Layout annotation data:
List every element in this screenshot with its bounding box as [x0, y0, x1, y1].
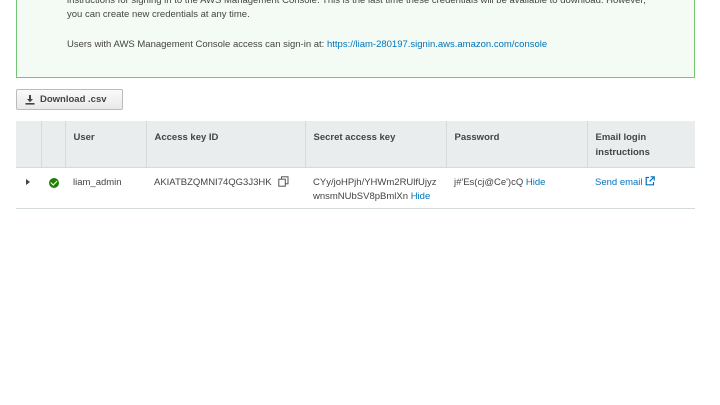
expand-cell	[16, 167, 41, 209]
status-column-header	[40, 121, 65, 168]
success-banner: instructions for signing in to the AWS M…	[16, 0, 695, 78]
email-cell: Send email	[587, 167, 695, 209]
access-key-id-value: AKIATBZQMNI74QG3J3HK	[154, 176, 272, 188]
column-header-secret-access-key[interactable]: Secret access key	[304, 121, 446, 168]
table-row: liam_admin AKIATBZQMNI74QG3J3HK CYy/joHP…	[16, 167, 695, 209]
credentials-table: User Access key ID Secret access key Pas…	[16, 121, 695, 209]
send-email-link[interactable]: Send email	[595, 175, 655, 188]
copy-icon[interactable]	[277, 175, 289, 187]
console-signin-link[interactable]: https://liam-280197.signin.aws.amazon.co…	[327, 39, 547, 50]
status-cell	[41, 167, 65, 209]
download-csv-button[interactable]: Download .csv	[16, 89, 123, 110]
hide-secret-key-link[interactable]: Hide	[411, 191, 431, 202]
column-header-user[interactable]: User	[64, 121, 146, 168]
column-header-password[interactable]: Password	[445, 121, 587, 168]
column-header-access-key-id[interactable]: Access key ID	[145, 121, 305, 168]
password-cell: j#'Es(cj@Ce')cQ Hide	[446, 167, 587, 209]
banner-text-line-1: instructions for signing in to the AWS M…	[67, 0, 646, 6]
check-circle-icon	[49, 177, 59, 188]
table-header-row: User Access key ID Secret access key Pas…	[16, 121, 695, 168]
password-value: j#'Es(cj@Ce')cQ	[454, 176, 524, 188]
secret-key-cell: CYy/joHPjh/YHWm2RUlfUjyz wnsmNUbSV8pBmlX…	[305, 167, 446, 209]
banner-text-line-2: you can create new credentials at any ti…	[67, 9, 250, 20]
secret-key-line-1: CYy/joHPjh/YHWm2RUlfUjyz	[313, 176, 437, 188]
access-key-cell: AKIATBZQMNI74QG3J3HK	[146, 167, 305, 209]
expand-caret-icon[interactable]	[26, 178, 30, 185]
secret-key-line-2: wnsmNUbSV8pBmlXn	[313, 190, 409, 202]
download-csv-label: Download .csv	[40, 94, 107, 105]
external-link-icon	[645, 175, 655, 185]
expand-column-header	[16, 121, 41, 168]
signin-label: Users with AWS Management Console access…	[67, 39, 327, 50]
column-header-email-login-instructions[interactable]: Email login instructions	[586, 121, 695, 168]
send-email-label: Send email	[595, 176, 643, 188]
signin-info: Users with AWS Management Console access…	[67, 38, 547, 52]
user-cell: liam_admin	[65, 167, 146, 209]
download-icon	[25, 94, 35, 105]
hide-password-link[interactable]: Hide	[526, 177, 546, 188]
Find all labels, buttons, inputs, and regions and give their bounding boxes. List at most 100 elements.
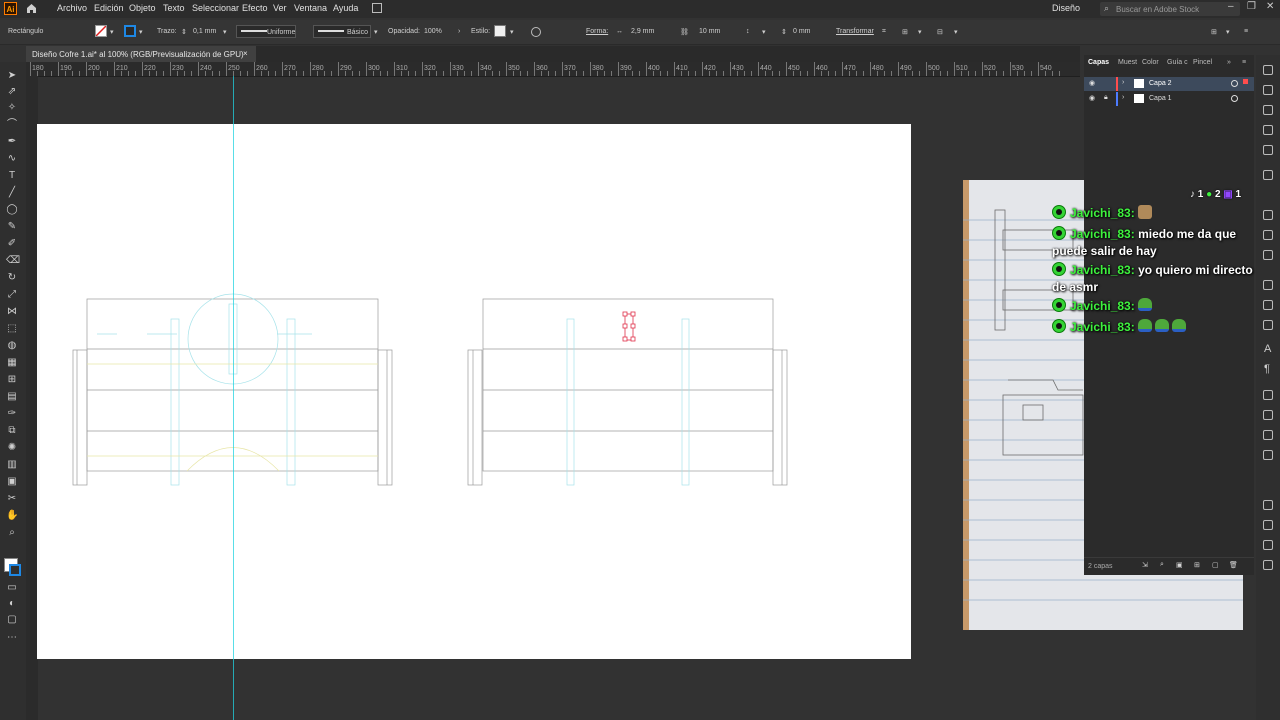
arrange-icon[interactable]: ⊟ (937, 28, 943, 36)
chevron-right-icon[interactable]: › (458, 28, 460, 35)
chevron-down-icon[interactable]: ▾ (954, 28, 958, 36)
paintbrush-tool-icon[interactable]: ✎ (6, 221, 18, 233)
layers-panel-icon[interactable] (1263, 65, 1273, 75)
menu-icon[interactable]: ≡ (1244, 28, 1248, 35)
isolate-icon[interactable]: ⌗ (882, 28, 886, 36)
workspace-switcher[interactable]: Diseño (1052, 3, 1080, 13)
screen-mode-icon[interactable]: ▢ (6, 614, 18, 626)
new-layer-icon[interactable]: ▢ (1212, 561, 1219, 569)
lock-icon[interactable]: 🔒︎ (1104, 94, 1108, 102)
chevron-down-icon[interactable]: ▾ (762, 28, 766, 36)
stepper-icon[interactable]: ⇕ (781, 28, 787, 36)
brushes-icon[interactable] (1263, 145, 1273, 155)
trash-icon[interactable]: 🗑︎ (1229, 561, 1238, 569)
home-icon[interactable] (26, 3, 36, 13)
tab-guia-color[interactable]: Guía c (1167, 59, 1188, 66)
opacity-field[interactable]: 100% (424, 28, 442, 35)
fill-swatch[interactable] (95, 25, 107, 37)
pen-tool-icon[interactable]: ✒ (6, 136, 18, 148)
perspective-grid-icon[interactable]: ▦ (6, 357, 18, 369)
panel-layout-icon[interactable]: ⊞ (1211, 28, 1217, 36)
symbols-icon[interactable] (1263, 170, 1273, 180)
graphic-style-swatch[interactable] (494, 25, 506, 37)
menu-edicion[interactable]: Edición (94, 3, 124, 13)
chevron-down-icon[interactable]: ▾ (223, 28, 227, 36)
export-icon[interactable]: ⇲ (1142, 561, 1148, 569)
stroke-swatch[interactable] (124, 25, 136, 37)
link-icon[interactable]: ⛓ (680, 28, 689, 36)
eye-icon[interactable]: ◉ (1089, 94, 1095, 102)
stroke-panel-icon[interactable] (1263, 520, 1273, 530)
adobe-stock-search[interactable]: ⌕ Buscar en Adobe Stock (1100, 2, 1240, 16)
artboards-icon[interactable] (1263, 430, 1273, 440)
shape-label[interactable]: Forma: (586, 28, 608, 35)
layer-row-capa-1[interactable]: ◉ 🔒︎ › Capa 1 (1084, 92, 1254, 106)
links-icon[interactable] (1263, 410, 1273, 420)
align-icon[interactable]: ⊞ (902, 28, 908, 36)
stroke-color-box[interactable] (9, 564, 21, 576)
external-link-icon[interactable] (1263, 390, 1273, 400)
drawing-mode-icon[interactable]: ◐ (6, 598, 18, 610)
menu-texto[interactable]: Texto (163, 3, 185, 13)
tab-capas[interactable]: Capas (1088, 59, 1109, 66)
zoom-tool-icon[interactable]: ⌕ (6, 527, 18, 539)
slice-tool-icon[interactable]: ✂ (6, 493, 18, 505)
minimize-icon[interactable]: – (1228, 1, 1234, 12)
layer-row-capa-2[interactable]: ◉ › Capa 2 (1084, 77, 1254, 91)
horizontal-ruler[interactable]: 180 190 200 210 220 230 240 250 260 270 280 290 300 3… (26, 62, 1080, 77)
menu-ver[interactable]: Ver (273, 3, 287, 13)
eraser-tool-icon[interactable]: ⌫ (6, 255, 20, 267)
shape-builder-icon[interactable]: ◍ (6, 340, 18, 352)
color-mode-icon[interactable]: ▭ (6, 582, 18, 594)
menu-archivo[interactable]: Archivo (57, 3, 87, 13)
layer-name[interactable]: Capa 1 (1149, 95, 1172, 102)
symbol-sprayer-icon[interactable]: ✺ (6, 442, 18, 454)
curvature-tool-icon[interactable]: ∿ (6, 153, 18, 165)
stroke-weight-field[interactable]: 0,1 mm (193, 28, 216, 35)
direct-selection-tool-icon[interactable]: ⇗ (6, 86, 18, 98)
menu-ventana[interactable]: Ventana (294, 3, 327, 13)
transparency-icon[interactable] (1263, 540, 1273, 550)
artboard[interactable] (37, 124, 911, 659)
panel-menu-icon[interactable]: ≡ (1242, 59, 1246, 66)
chevron-down-icon[interactable]: ▾ (1226, 28, 1230, 36)
target-icon[interactable] (1231, 80, 1238, 87)
gradient-tool-icon[interactable]: ▤ (6, 391, 18, 403)
chevron-down-icon[interactable]: ▾ (918, 28, 922, 36)
scale-tool-icon[interactable]: ⤢ (6, 289, 18, 301)
libraries-icon[interactable] (1263, 85, 1273, 95)
recolor-artwork-icon[interactable] (531, 27, 541, 37)
swatches-icon[interactable] (1263, 125, 1273, 135)
eyedropper-icon[interactable]: ✑ (6, 408, 18, 420)
selection-indicator[interactable] (1243, 79, 1248, 84)
mesh-tool-icon[interactable]: ⊞ (6, 374, 18, 386)
blend-tool-icon[interactable]: ⧉ (6, 425, 18, 437)
variable-width-profile[interactable]: Uniforme (236, 25, 296, 38)
type-tool-icon[interactable]: T (6, 170, 18, 182)
chevron-down-icon[interactable]: ▾ (374, 28, 378, 36)
paragraph-icon[interactable]: ¶ (1264, 363, 1270, 375)
new-sublayer-icon[interactable]: ⊞ (1194, 561, 1200, 569)
close-tab-icon[interactable]: × (243, 49, 248, 58)
tab-pinceles[interactable]: Pincel (1193, 59, 1212, 66)
panel-expand-icon[interactable]: » (1227, 59, 1231, 66)
eye-icon[interactable]: ◉ (1089, 79, 1095, 87)
ellipse-tool-icon[interactable]: ◯ (6, 204, 18, 216)
selection-tool-icon[interactable]: ➤ (6, 70, 18, 82)
selected-rectangle[interactable] (622, 311, 636, 342)
target-icon[interactable] (1231, 95, 1238, 102)
arrange-documents-icon[interactable] (372, 3, 382, 13)
artboard-tool-icon[interactable]: ▣ (6, 476, 18, 488)
corner-radius-field[interactable]: 0 mm (793, 28, 811, 35)
navigator-icon[interactable] (1263, 450, 1273, 460)
blob-brush-tool-icon[interactable]: ✐ (6, 238, 18, 250)
chevron-right-icon[interactable]: › (1122, 79, 1124, 86)
hand-tool-icon[interactable]: ✋ (6, 510, 18, 522)
free-transform-icon[interactable]: ⬚ (6, 323, 18, 335)
stepper-icon[interactable]: ⇕ (181, 28, 187, 36)
transform-label[interactable]: Transformar (836, 28, 874, 35)
menu-ayuda[interactable]: Ayuda (333, 3, 358, 13)
layer-name[interactable]: Capa 2 (1149, 80, 1172, 87)
tab-color[interactable]: Color (1142, 59, 1159, 66)
vertical-guide[interactable] (233, 76, 234, 720)
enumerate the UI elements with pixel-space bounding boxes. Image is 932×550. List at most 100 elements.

What is required: Rewrite the listing lines starting with the line containing "arrange-icon[interactable]: ⊟ (937, 28, 943, 36)" and going on through the line containing "stroke-panel-icon[interactable] (1263, 520, 1273, 530)", replacing "trash-icon" with "delete-icon" and leaving everything else unchanged. Return only those lines.

Solution to the exercise:
arrange-icon[interactable]: ⊟ (937, 28, 943, 36)
chevron-right-icon[interactable]: › (458, 28, 460, 35)
chevron-down-icon[interactable]: ▾ (954, 28, 958, 36)
paintbrush-tool-icon[interactable]: ✎ (6, 221, 18, 233)
layers-panel-icon[interactable] (1263, 65, 1273, 75)
menu-icon[interactable]: ≡ (1244, 28, 1248, 35)
isolate-icon[interactable]: ⌗ (882, 28, 886, 36)
workspace-switcher[interactable]: Diseño (1052, 3, 1080, 13)
screen-mode-icon[interactable]: ▢ (6, 614, 18, 626)
new-layer-icon[interactable]: ▢ (1212, 561, 1219, 569)
lock-icon[interactable]: 🔒︎ (1104, 94, 1108, 102)
chevron-down-icon[interactable]: ▾ (762, 28, 766, 36)
stepper-icon[interactable]: ⇕ (781, 28, 787, 36)
brushes-icon[interactable] (1263, 145, 1273, 155)
delete-icon[interactable]: 🗑︎ (1229, 561, 1238, 569)
home-icon[interactable] (26, 3, 36, 13)
tab-guia-color[interactable]: Guía c (1167, 59, 1188, 66)
opacity-field[interactable]: 100% (424, 28, 442, 35)
fill-swatch[interactable] (95, 25, 107, 37)
pen-tool-icon[interactable]: ✒ (6, 136, 18, 148)
perspective-grid-icon[interactable]: ▦ (6, 357, 18, 369)
panel-layout-icon[interactable]: ⊞ (1211, 28, 1217, 36)
symbols-icon[interactable] (1263, 170, 1273, 180)
graphic-style-swatch[interactable] (494, 25, 506, 37)
menu-edicion[interactable]: Edición (94, 3, 124, 13)
chevron-down-icon[interactable]: ▾ (223, 28, 227, 36)
export-icon[interactable]: ⇲ (1142, 561, 1148, 569)
stroke-swatch[interactable] (124, 25, 136, 37)
link-icon[interactable]: ⛓ (680, 28, 689, 36)
eye-icon[interactable]: ◉ (1089, 94, 1095, 102)
stroke-panel-icon[interactable] (1263, 520, 1273, 530)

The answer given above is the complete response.